§ WHAT THE TASK REQUIRES: Leave out the pictures, then return the records word for word.
:: DATA PROVIDED
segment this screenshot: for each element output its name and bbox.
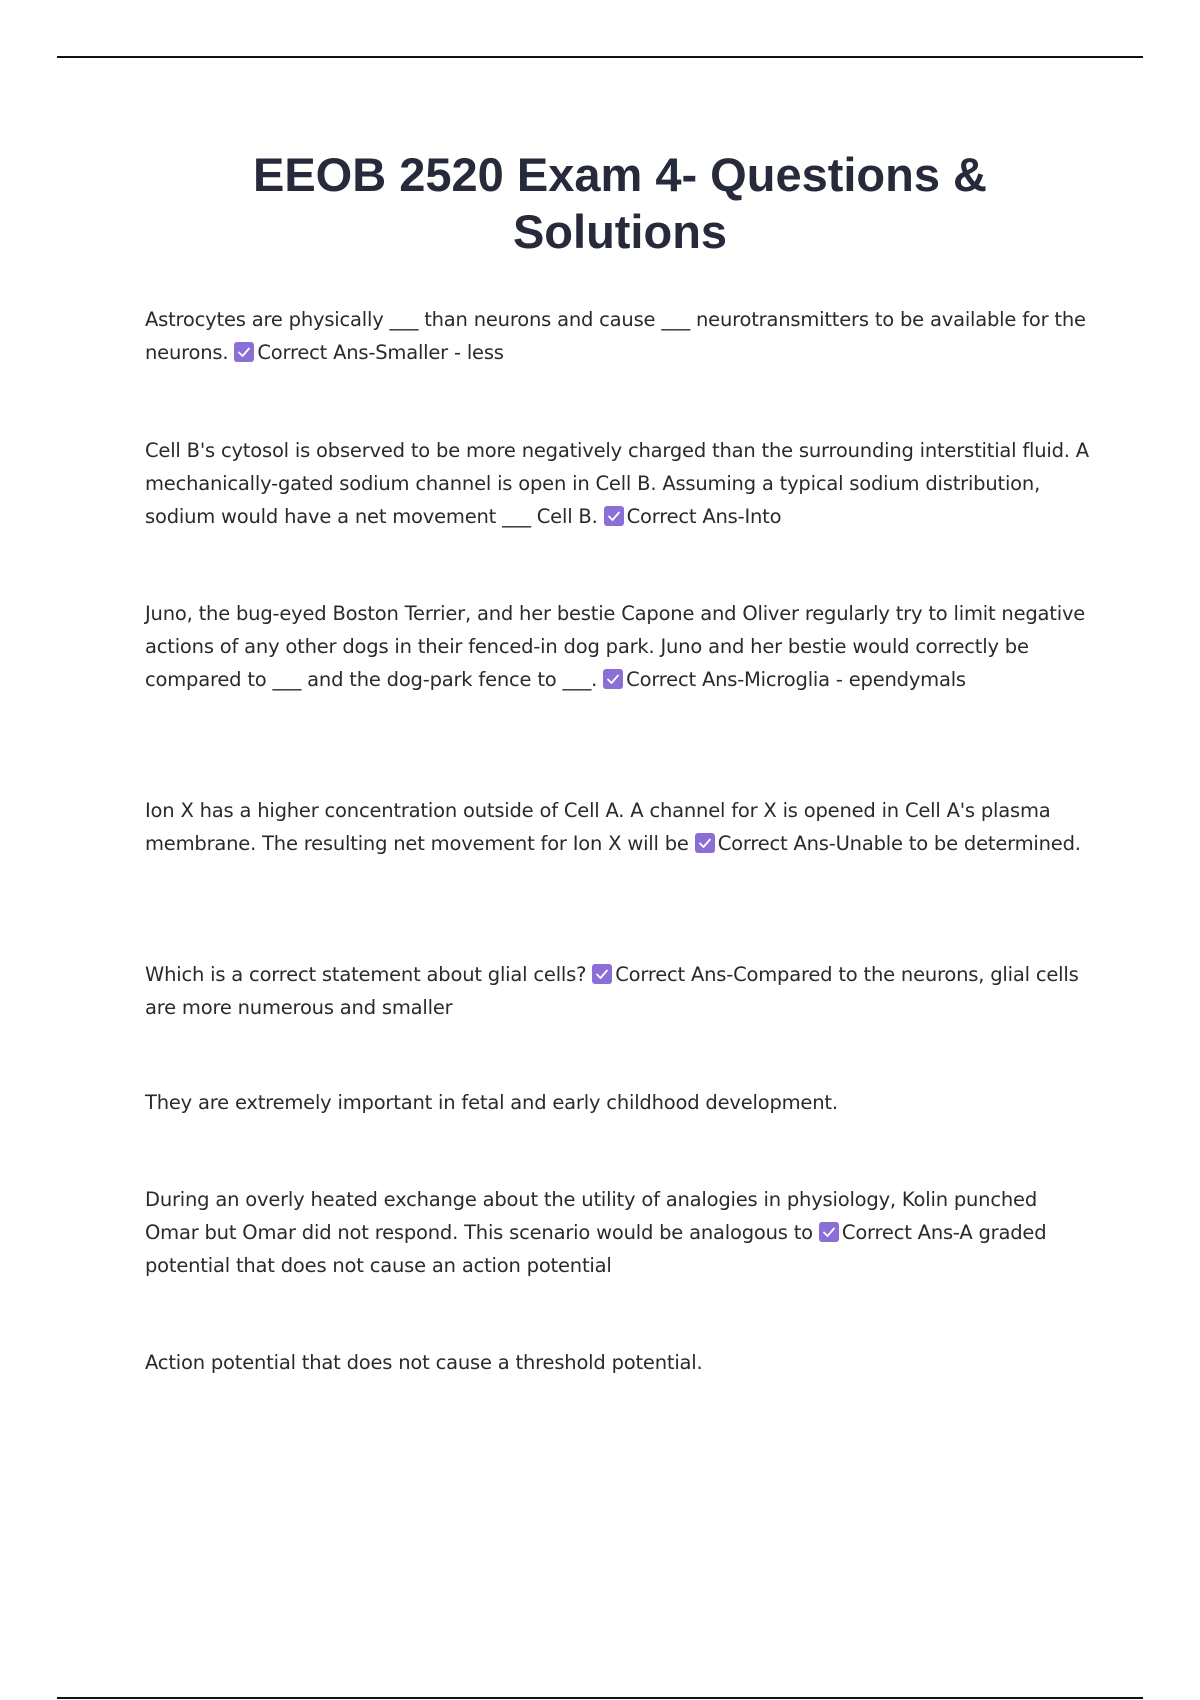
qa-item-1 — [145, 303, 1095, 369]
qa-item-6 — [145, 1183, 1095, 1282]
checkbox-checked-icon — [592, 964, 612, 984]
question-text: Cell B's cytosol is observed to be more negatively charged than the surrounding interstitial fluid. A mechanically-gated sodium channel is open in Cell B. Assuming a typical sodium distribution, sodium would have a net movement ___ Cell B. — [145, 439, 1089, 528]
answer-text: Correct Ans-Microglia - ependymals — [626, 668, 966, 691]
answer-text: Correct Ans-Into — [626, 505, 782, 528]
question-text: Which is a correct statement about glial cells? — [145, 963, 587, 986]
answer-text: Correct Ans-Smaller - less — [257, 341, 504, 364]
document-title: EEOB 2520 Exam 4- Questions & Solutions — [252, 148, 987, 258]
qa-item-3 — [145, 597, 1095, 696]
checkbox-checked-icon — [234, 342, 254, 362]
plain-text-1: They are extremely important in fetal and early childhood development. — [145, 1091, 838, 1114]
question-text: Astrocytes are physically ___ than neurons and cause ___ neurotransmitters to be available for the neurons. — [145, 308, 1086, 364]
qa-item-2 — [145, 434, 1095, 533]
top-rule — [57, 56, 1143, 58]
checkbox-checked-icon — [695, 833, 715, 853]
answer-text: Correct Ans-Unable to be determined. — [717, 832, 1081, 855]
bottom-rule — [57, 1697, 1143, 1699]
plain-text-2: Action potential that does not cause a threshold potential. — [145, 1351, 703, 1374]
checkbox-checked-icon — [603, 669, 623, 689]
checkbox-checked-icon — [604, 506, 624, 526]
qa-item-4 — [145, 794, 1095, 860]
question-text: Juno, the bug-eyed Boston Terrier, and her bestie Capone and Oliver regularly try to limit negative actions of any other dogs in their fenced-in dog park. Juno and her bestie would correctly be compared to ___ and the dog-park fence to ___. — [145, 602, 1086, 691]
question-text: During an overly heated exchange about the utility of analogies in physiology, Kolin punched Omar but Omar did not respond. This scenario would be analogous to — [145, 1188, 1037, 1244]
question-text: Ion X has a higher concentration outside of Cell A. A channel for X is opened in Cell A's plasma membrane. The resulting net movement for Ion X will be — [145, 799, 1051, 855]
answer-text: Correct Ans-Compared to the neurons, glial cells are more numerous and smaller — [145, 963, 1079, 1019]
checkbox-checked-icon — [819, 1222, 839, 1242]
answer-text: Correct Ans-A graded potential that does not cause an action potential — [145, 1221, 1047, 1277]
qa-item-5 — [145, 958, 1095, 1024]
::::
§ OUTPUT BELOW:
segment this screenshot: for each element output its name and bbox.
qa-item-1 — [145, 303, 1095, 369]
qa-item-6 — [145, 1183, 1095, 1282]
checkbox-checked-icon — [592, 964, 612, 984]
question-text: Cell B's cytosol is observed to be more negatively charged than the surrounding interstitial fluid. A mechanically-gated sodium channel is open in Cell B. Assuming a typical sodium distribution, sodium would have a net movement ___ Cell B. — [145, 439, 1089, 528]
answer-text: Correct Ans-Microglia - ependymals — [626, 668, 966, 691]
answer-text: Correct Ans-Into — [626, 505, 782, 528]
question-text: Which is a correct statement about glial cells? — [145, 963, 587, 986]
answer-text: Correct Ans-Smaller - less — [257, 341, 504, 364]
document-title: EEOB 2520 Exam 4- Questions & Solutions — [252, 148, 987, 258]
qa-item-3 — [145, 597, 1095, 696]
checkbox-checked-icon — [234, 342, 254, 362]
plain-text-1: They are extremely important in fetal and early childhood development. — [145, 1091, 838, 1114]
question-text: Astrocytes are physically ___ than neurons and cause ___ neurotransmitters to be available for the neurons. — [145, 308, 1086, 364]
qa-item-2 — [145, 434, 1095, 533]
top-rule — [57, 56, 1143, 58]
checkbox-checked-icon — [695, 833, 715, 853]
answer-text: Correct Ans-Unable to be determined. — [717, 832, 1081, 855]
bottom-rule — [57, 1697, 1143, 1699]
plain-text-2: Action potential that does not cause a threshold potential. — [145, 1351, 703, 1374]
checkbox-checked-icon — [603, 669, 623, 689]
checkbox-checked-icon — [604, 506, 624, 526]
qa-item-4 — [145, 794, 1095, 860]
question-text: Juno, the bug-eyed Boston Terrier, and her bestie Capone and Oliver regularly try to limit negative actions of any other dogs in their fenced-in dog park. Juno and her bestie would correctly be compared to ___ and the dog-park fence to ___. — [145, 602, 1086, 691]
question-text: During an overly heated exchange about the utility of analogies in physiology, Kolin punched Omar but Omar did not respond. This scenario would be analogous to — [145, 1188, 1037, 1244]
question-text: Ion X has a higher concentration outside of Cell A. A channel for X is opened in Cell A's plasma membrane. The resulting net movement for Ion X will be — [145, 799, 1051, 855]
answer-text: Correct Ans-Compared to the neurons, glial cells are more numerous and smaller — [145, 963, 1079, 1019]
checkbox-checked-icon — [819, 1222, 839, 1242]
answer-text: Correct Ans-A graded potential that does not cause an action potential — [145, 1221, 1047, 1277]
qa-item-5 — [145, 958, 1095, 1024]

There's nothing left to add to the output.